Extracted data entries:
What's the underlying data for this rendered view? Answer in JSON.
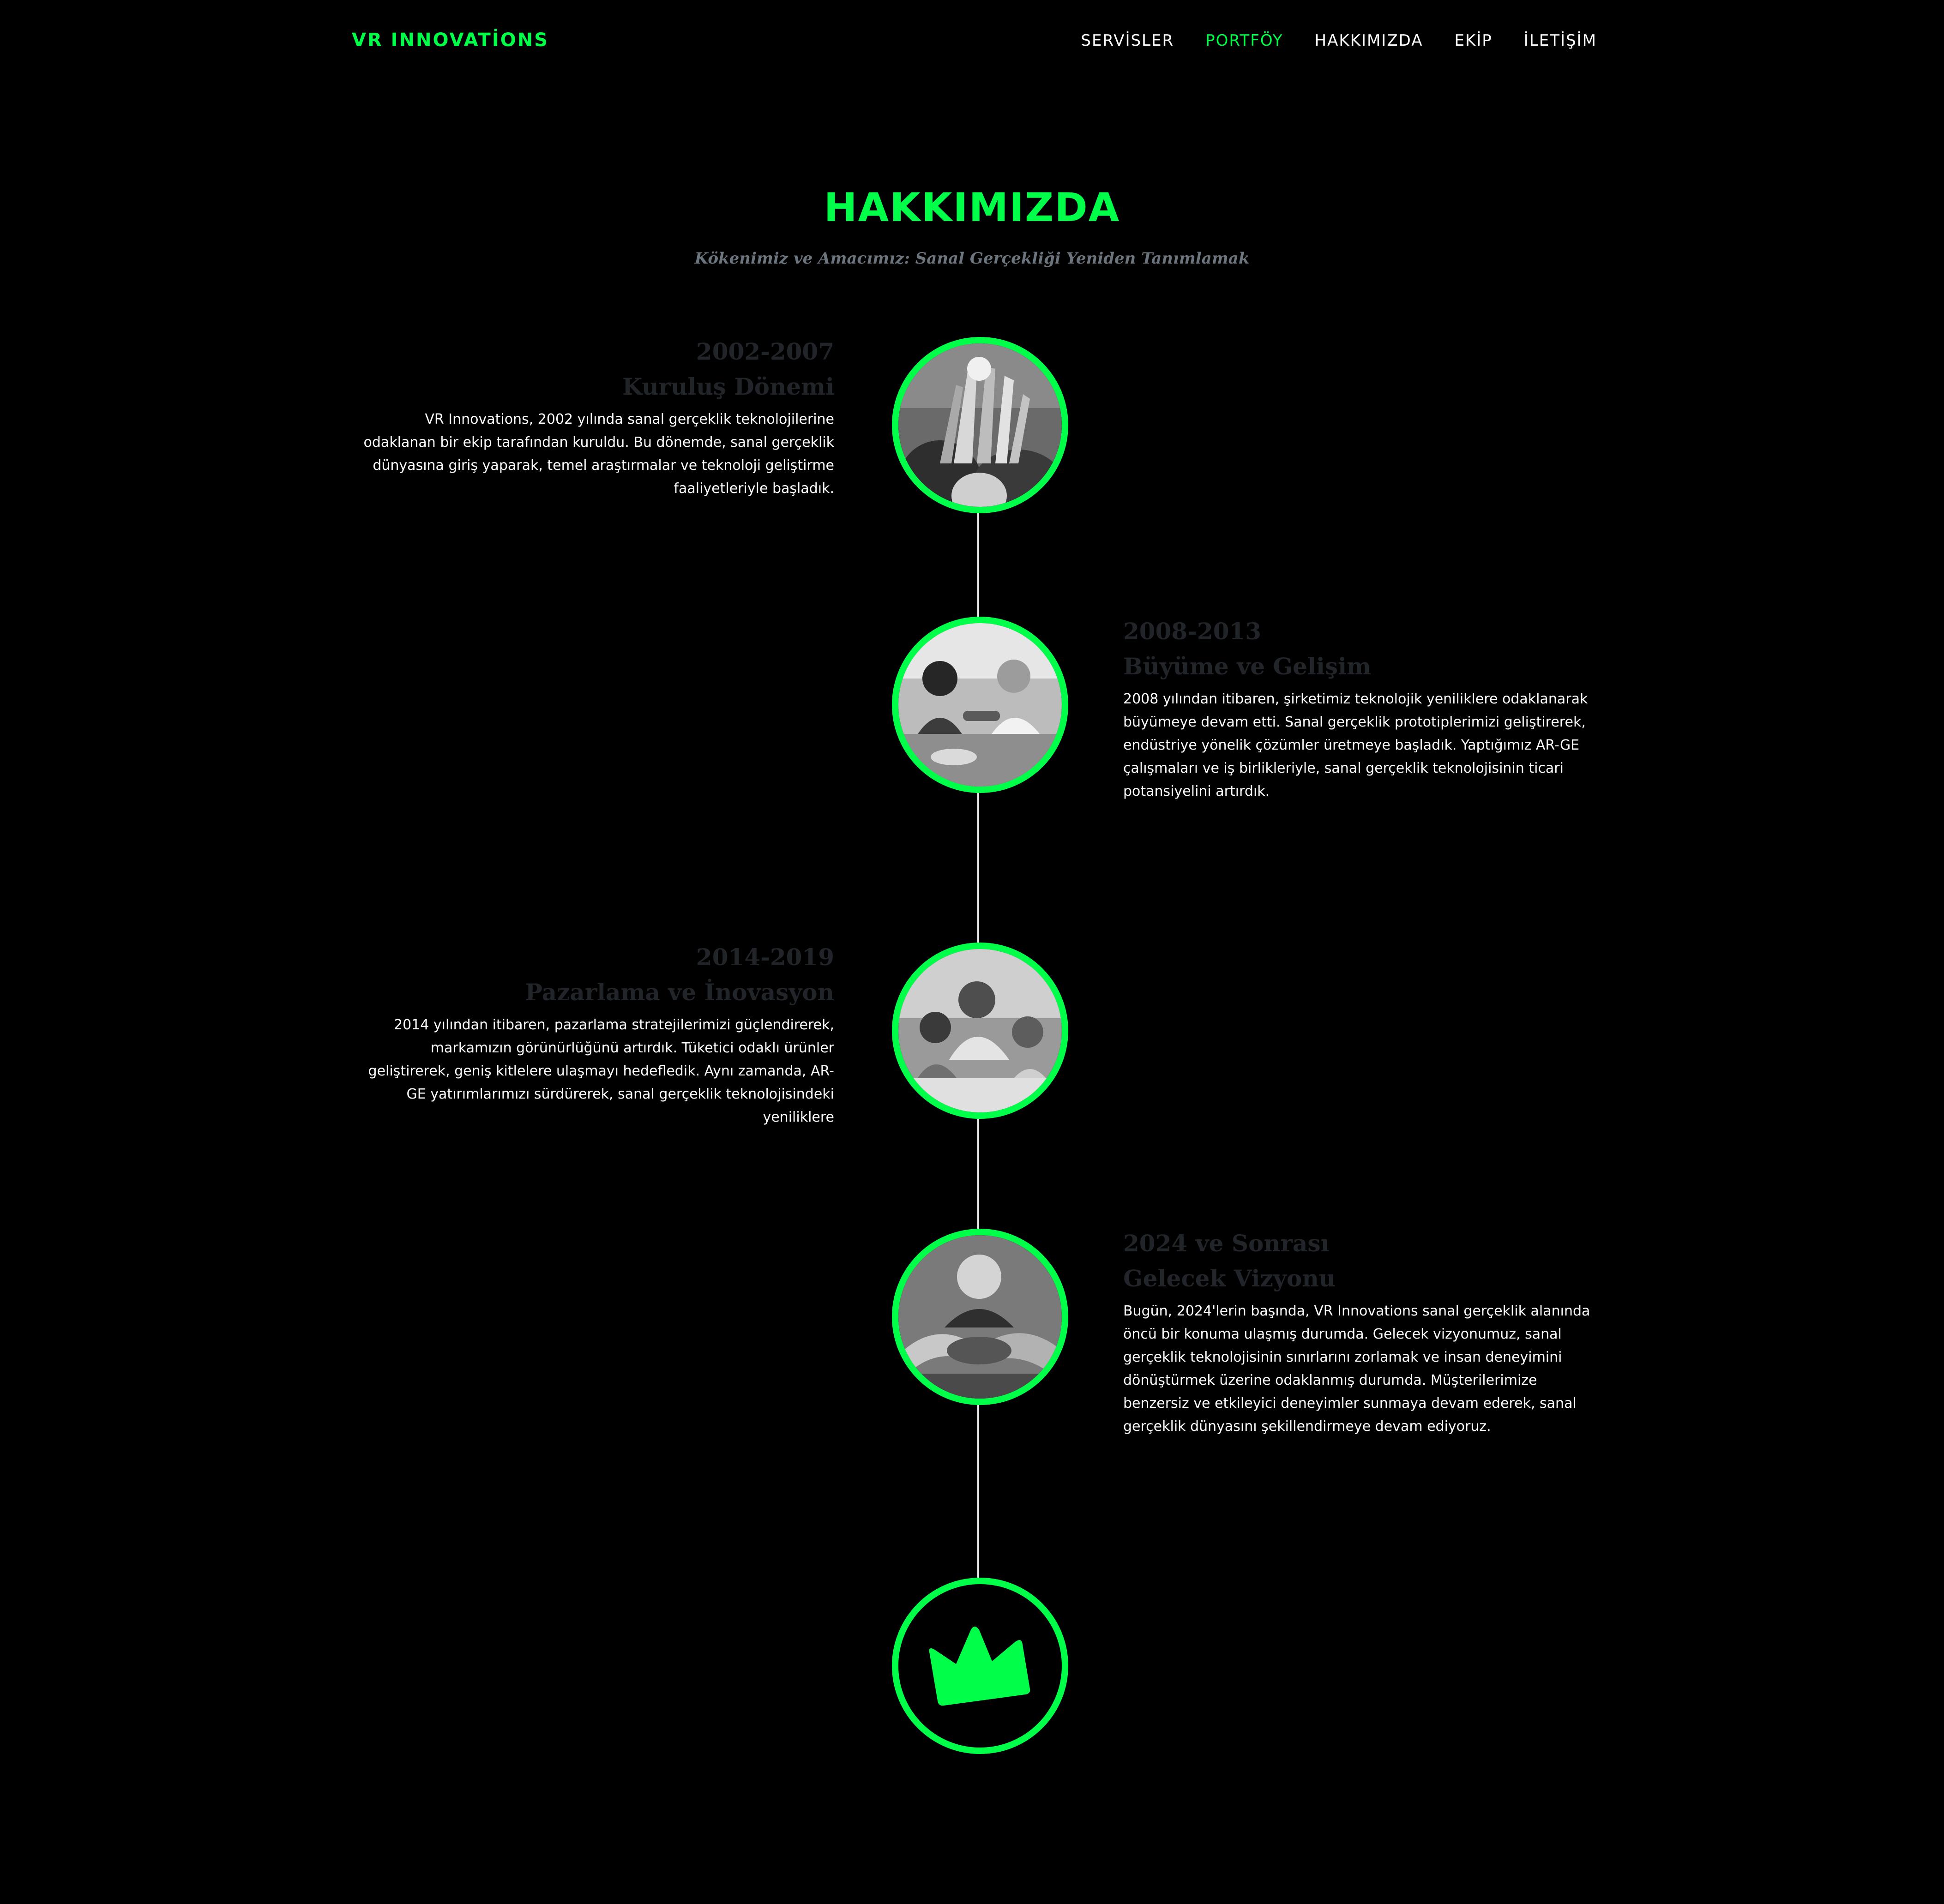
{
  "colors": {
    "accent": "#00ff48",
    "background": "#000000",
    "muted_heading": "#212529",
    "subheading": "#6c757d",
    "line": "#e9ecef"
  },
  "navbar": {
    "brand": "VR INNOVATİONS",
    "items": [
      {
        "label": "SERVİSLER",
        "active": false
      },
      {
        "label": "PORTFÖY",
        "active": true
      },
      {
        "label": "HAKKIMIZDA",
        "active": false
      },
      {
        "label": "EKİP",
        "active": false
      },
      {
        "label": "İLETİŞİM",
        "active": false
      }
    ]
  },
  "about": {
    "heading": "HAKKIMIZDA",
    "subheading": "Kökenimiz ve Amacımız: Sanal Gerçekliği Yeniden Tanımlamak"
  },
  "timeline": [
    {
      "year": "2002-2007",
      "title": "Kuruluş Dönemi",
      "body": "VR Innovations, 2002 yılında sanal gerçeklik teknolojilerine odaklanan bir ekip tarafından kuruldu. Bu dönemde, sanal gerçeklik dünyasına giriş yaparak, temel araştırmalar ve teknoloji geliştirme faaliyetleriyle başladık.",
      "image": "team-high-five-photo"
    },
    {
      "year": "2008-2013",
      "title": "Büyüme ve Gelişim",
      "body": "2008 yılından itibaren, şirketimiz teknolojik yeniliklere odaklanarak büyümeye devam etti. Sanal gerçeklik prototiplerimizi geliştirerek, endüstriye yönelik çözümler üretmeye başladık. Yaptığımız AR-GE çalışmaları ve iş birlikleriyle, sanal gerçeklik teknolojisinin ticari potansiyelini artırdık.",
      "image": "colleagues-handshake-photo"
    },
    {
      "year": "2014-2019",
      "title": "Pazarlama ve İnovasyon",
      "body": "2014 yılından itibaren, pazarlama stratejilerimizi güçlendirerek, markamızın görünürlüğünü artırdık. Tüketici odaklı ürünler geliştirerek, geniş kitlelere ulaşmayı hedefledik. Aynı zamanda, AR-GE yatırımlarımızı sürdürerek, sanal gerçeklik teknolojisindeki yeniliklere",
      "image": "team-collaboration-photo"
    },
    {
      "year": "2024 ve Sonrası",
      "title": "Gelecek Vizyonu",
      "body": "Bugün, 2024'lerin başında, VR Innovations sanal gerçeklik alanında öncü bir konuma ulaşmış durumda. Gelecek vizyonumuz, sanal gerçeklik teknolojisinin sınırlarını zorlamak ve insan deneyimini dönüştürmek üzerine odaklanmış durumda. Müşterilerimize benzersiz ve etkileyici deneyimler sunmaya devam ederek, sanal gerçeklik dünyasını şekillendirmeye devam ediyoruz.",
      "image": "hands-together-photo"
    }
  ],
  "timeline_end_icon": "crown-icon"
}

EXERCISE AIM: In the entries above, identify every line with the string "team".

THE RESULT:
      "image": "team-high-five-photo"
      "image": "team-collaboration-photo"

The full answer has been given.